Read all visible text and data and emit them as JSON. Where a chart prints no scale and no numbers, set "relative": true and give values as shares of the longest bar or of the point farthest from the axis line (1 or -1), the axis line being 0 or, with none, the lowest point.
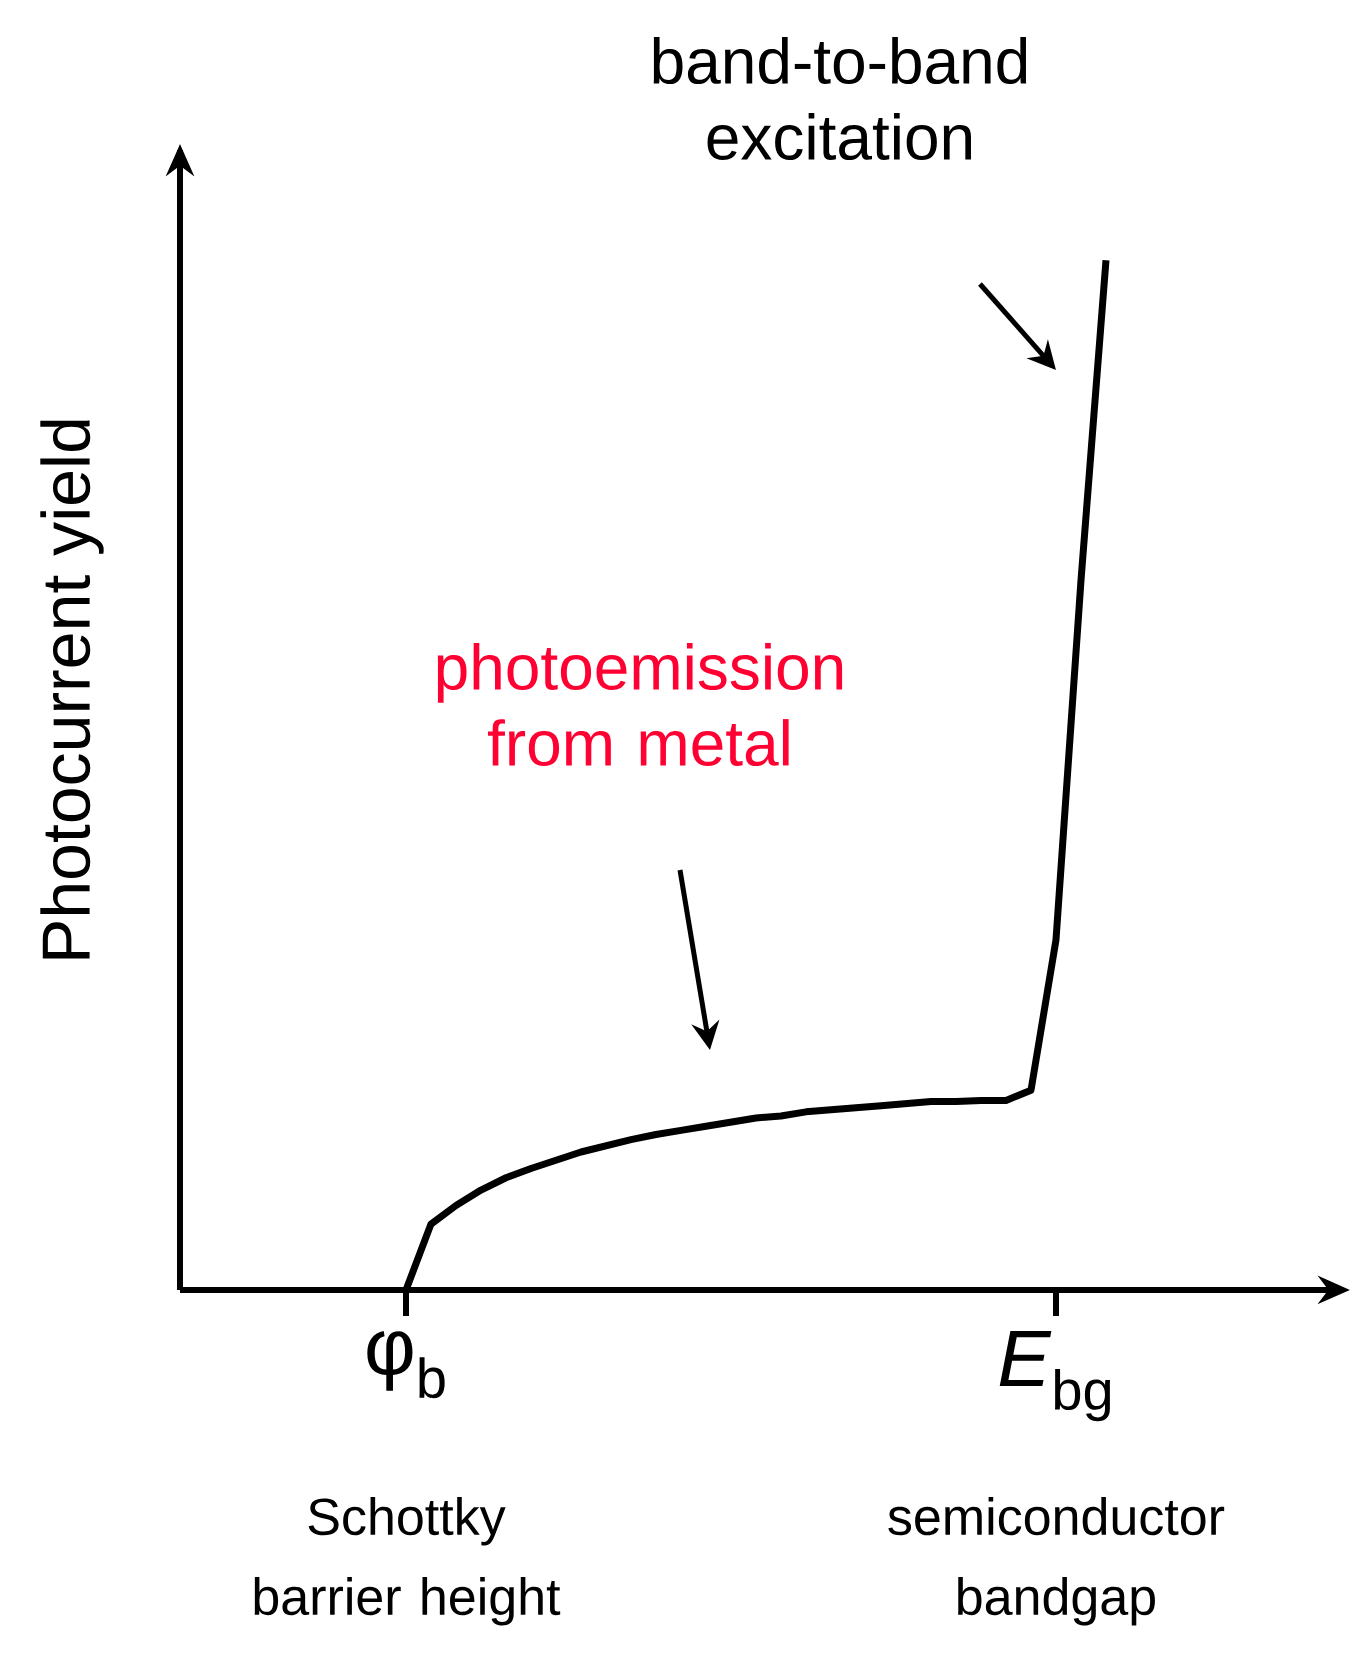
{
  "chart_data": {
    "type": "line",
    "relative": true,
    "ylabel": "Photocurrent yield",
    "color": "#000000",
    "categories": [
      "φ$_{b}$",
      null,
      null,
      null,
      null,
      null,
      null,
      null,
      null,
      null,
      null,
      null,
      null,
      null,
      null,
      null,
      null,
      null,
      null,
      null,
      null,
      null,
      null,
      null,
      null,
      null,
      "*E*$_{bg}$",
      null,
      null
    ],
    "values": [
      0,
      0.064,
      0.082,
      0.097,
      0.109,
      0.118,
      0.126,
      0.134,
      0.14,
      0.146,
      0.151,
      0.155,
      0.159,
      0.163,
      0.167,
      0.169,
      0.173,
      0.175,
      0.177,
      0.179,
      0.181,
      0.183,
      0.183,
      0.184,
      0.184,
      0.194,
      0.34,
      0.689,
      1.0
    ],
    "annotations": [
      "band-to-band excitation",
      "photoemission from metal",
      "Schottky barrier height",
      "semiconductor bandgap"
    ]
  }
}
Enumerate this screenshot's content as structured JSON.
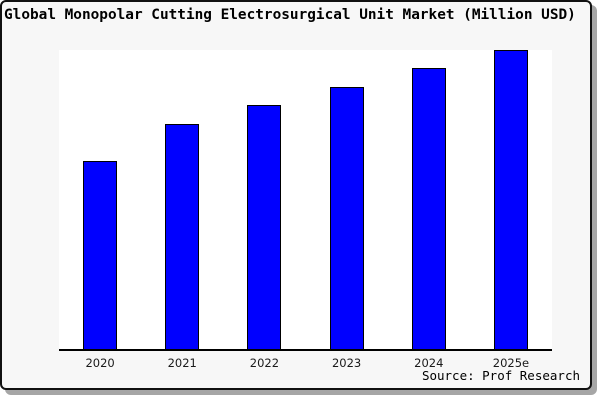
{
  "figure": {
    "title": "Global Monopolar Cutting Electrosurgical Unit Market (Million USD)",
    "source_note": "Source: Prof Research"
  },
  "colors": {
    "bar_fill": "#0000ff",
    "bar_border": "#000000",
    "plot_bg": "#ffffff",
    "figure_bg": "#f7f7f7",
    "frame_border": "#111111",
    "shadow": "#a6a6a6",
    "axis": "#000000",
    "text": "#000000"
  },
  "chart_data": {
    "type": "bar",
    "title": "Global Monopolar Cutting Electrosurgical Unit Market (Million USD)",
    "categories": [
      "2020",
      "2021",
      "2022",
      "2023",
      "2024",
      "2025e"
    ],
    "values": [
      63,
      75.3,
      81.7,
      87.7,
      94,
      100
    ],
    "values_note": "No y-axis scale or data labels are shown in the chart; values are relative bar heights normalized so the tallest bar (2025e) = 100",
    "xlabel": "",
    "ylabel": "",
    "ylim": [
      0,
      100
    ],
    "grid": false,
    "legend": false,
    "y_axis_visible": false,
    "x_axis_visible": true,
    "annotations": [
      "Source: Prof Research"
    ],
    "bar_color": "#0000ff"
  }
}
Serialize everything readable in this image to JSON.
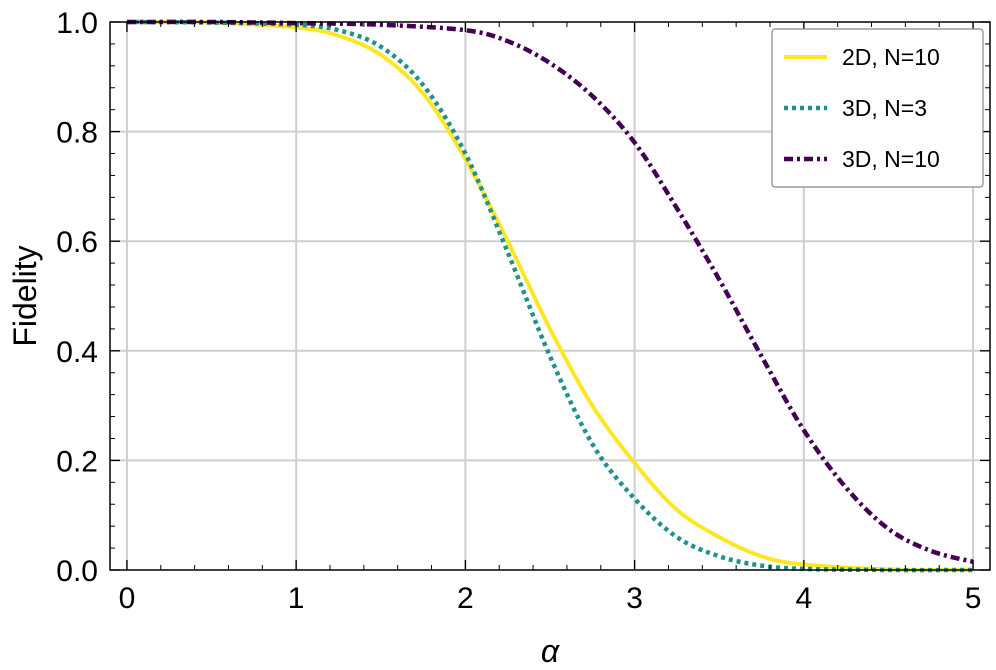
{
  "chart_data": {
    "type": "line",
    "title": "",
    "xlabel": "α",
    "ylabel": "Fidelity",
    "xlim": [
      -0.1,
      5.1
    ],
    "ylim": [
      0,
      1
    ],
    "xticks": [
      "0",
      "1",
      "2",
      "3",
      "4",
      "5"
    ],
    "yticks": [
      "0.0",
      "0.2",
      "0.4",
      "0.6",
      "0.8",
      "1.0"
    ],
    "grid": true,
    "legend_position": "top-right",
    "series": [
      {
        "name": "2D, N=10",
        "color": "#fde725",
        "style": "solid",
        "x": [
          0,
          0.5,
          1.0,
          1.25,
          1.5,
          1.75,
          2.0,
          2.25,
          2.5,
          2.75,
          3.0,
          3.25,
          3.5,
          3.75,
          4.0,
          4.5,
          5.0
        ],
        "y": [
          1.0,
          0.999,
          0.99,
          0.975,
          0.94,
          0.87,
          0.75,
          0.6,
          0.44,
          0.3,
          0.195,
          0.11,
          0.06,
          0.025,
          0.01,
          0.001,
          0.0
        ]
      },
      {
        "name": "3D, N=3",
        "color": "#21918c",
        "style": "dotted",
        "x": [
          0,
          0.5,
          1.0,
          1.25,
          1.5,
          1.75,
          2.0,
          2.25,
          2.5,
          2.75,
          3.0,
          3.25,
          3.5,
          3.75,
          4.0,
          4.5,
          5.0
        ],
        "y": [
          1.0,
          0.999,
          0.995,
          0.985,
          0.955,
          0.885,
          0.76,
          0.58,
          0.39,
          0.23,
          0.13,
          0.06,
          0.025,
          0.008,
          0.002,
          0.0,
          0.0
        ]
      },
      {
        "name": "3D, N=10",
        "color": "#440154",
        "style": "dashdot",
        "x": [
          0,
          0.5,
          1.0,
          1.5,
          2.0,
          2.25,
          2.5,
          2.75,
          3.0,
          3.25,
          3.5,
          3.75,
          4.0,
          4.25,
          4.5,
          4.75,
          5.0
        ],
        "y": [
          1.0,
          1.0,
          0.998,
          0.995,
          0.985,
          0.965,
          0.925,
          0.865,
          0.78,
          0.66,
          0.53,
          0.39,
          0.255,
          0.15,
          0.075,
          0.035,
          0.015
        ]
      }
    ]
  }
}
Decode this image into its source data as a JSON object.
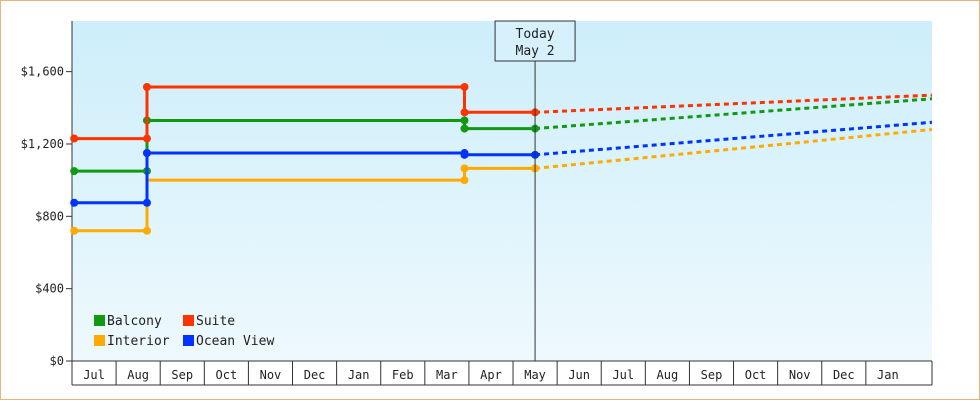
{
  "chart_data": {
    "type": "line",
    "step": true,
    "y_tick_labels": [
      "$0",
      "$400",
      "$800",
      "$1,200",
      "$1,600"
    ],
    "y_ticks": [
      0,
      400,
      800,
      1200,
      1600
    ],
    "ylim": [
      0,
      1880
    ],
    "x_months": [
      "Jul",
      "Aug",
      "Sep",
      "Oct",
      "Nov",
      "Dec",
      "Jan",
      "Feb",
      "Mar",
      "Apr",
      "May",
      "Jun",
      "Jul",
      "Aug",
      "Sep",
      "Oct",
      "Nov",
      "Dec",
      "Jan"
    ],
    "xlim": [
      -0.45,
      19.0
    ],
    "today": {
      "line1": "Today",
      "line2": "May 2",
      "x": 10.0
    },
    "grid": false,
    "legend_position": "bottom-left",
    "series": [
      {
        "name": "Balcony",
        "color": "#119911",
        "steps": [
          [
            -0.45,
            1050
          ],
          [
            1.2,
            1050
          ],
          [
            1.2,
            1330
          ],
          [
            8.4,
            1330
          ],
          [
            8.4,
            1285
          ],
          [
            10.0,
            1285
          ]
        ],
        "markers": [
          [
            -0.45,
            1050
          ],
          [
            1.2,
            1050
          ],
          [
            1.2,
            1150
          ],
          [
            1.2,
            1330
          ],
          [
            8.4,
            1330
          ],
          [
            8.4,
            1285
          ],
          [
            10.0,
            1285
          ]
        ],
        "forecast": [
          [
            10.0,
            1285
          ],
          [
            19.0,
            1450
          ]
        ]
      },
      {
        "name": "Suite",
        "color": "#ff3300",
        "steps": [
          [
            -0.45,
            1230
          ],
          [
            1.2,
            1230
          ],
          [
            1.2,
            1515
          ],
          [
            8.4,
            1515
          ],
          [
            8.4,
            1375
          ],
          [
            10.0,
            1375
          ]
        ],
        "markers": [
          [
            -0.45,
            1230
          ],
          [
            1.2,
            1230
          ],
          [
            1.2,
            1515
          ],
          [
            8.4,
            1515
          ],
          [
            8.4,
            1375
          ],
          [
            10.0,
            1375
          ]
        ],
        "forecast": [
          [
            10.0,
            1375
          ],
          [
            19.0,
            1470
          ]
        ]
      },
      {
        "name": "Interior",
        "color": "#ffaa00",
        "steps": [
          [
            -0.45,
            720
          ],
          [
            1.2,
            720
          ],
          [
            1.2,
            1000
          ],
          [
            8.4,
            1000
          ],
          [
            8.4,
            1065
          ],
          [
            10.0,
            1065
          ]
        ],
        "markers": [
          [
            -0.45,
            720
          ],
          [
            1.2,
            720
          ],
          [
            8.4,
            1000
          ],
          [
            8.4,
            1065
          ],
          [
            10.0,
            1065
          ]
        ],
        "forecast": [
          [
            10.0,
            1065
          ],
          [
            19.0,
            1280
          ]
        ]
      },
      {
        "name": "Ocean View",
        "color": "#0033ff",
        "steps": [
          [
            -0.45,
            875
          ],
          [
            1.2,
            875
          ],
          [
            1.2,
            1150
          ],
          [
            8.4,
            1150
          ],
          [
            8.4,
            1140
          ],
          [
            10.0,
            1140
          ]
        ],
        "markers": [
          [
            -0.45,
            875
          ],
          [
            1.2,
            875
          ],
          [
            1.2,
            1150
          ],
          [
            8.4,
            1150
          ],
          [
            8.4,
            1140
          ],
          [
            10.0,
            1140
          ]
        ],
        "forecast": [
          [
            10.0,
            1140
          ],
          [
            19.0,
            1320
          ]
        ]
      }
    ]
  }
}
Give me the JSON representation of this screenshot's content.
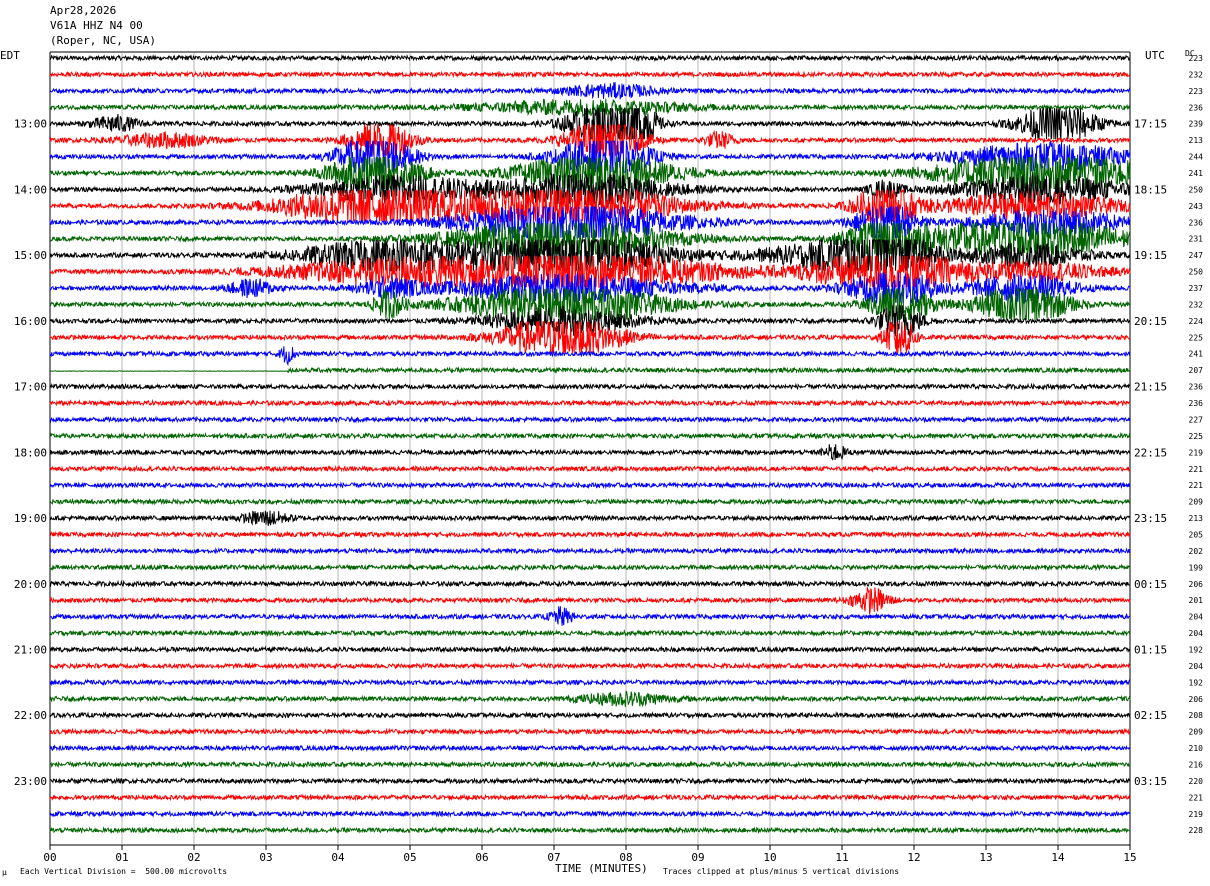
::::
The request
Write out every line of the entries that holds the word "text".

Solved problem
Read all visible text and data and emit them as JSON. Where a chart prints no scale and no numbers, set "relative": true and give values as shares of the longest bar or of the point farthest from the axis line (1 or -1), the axis line being 0 or, with none, the lowest point.
    "text": "#000000"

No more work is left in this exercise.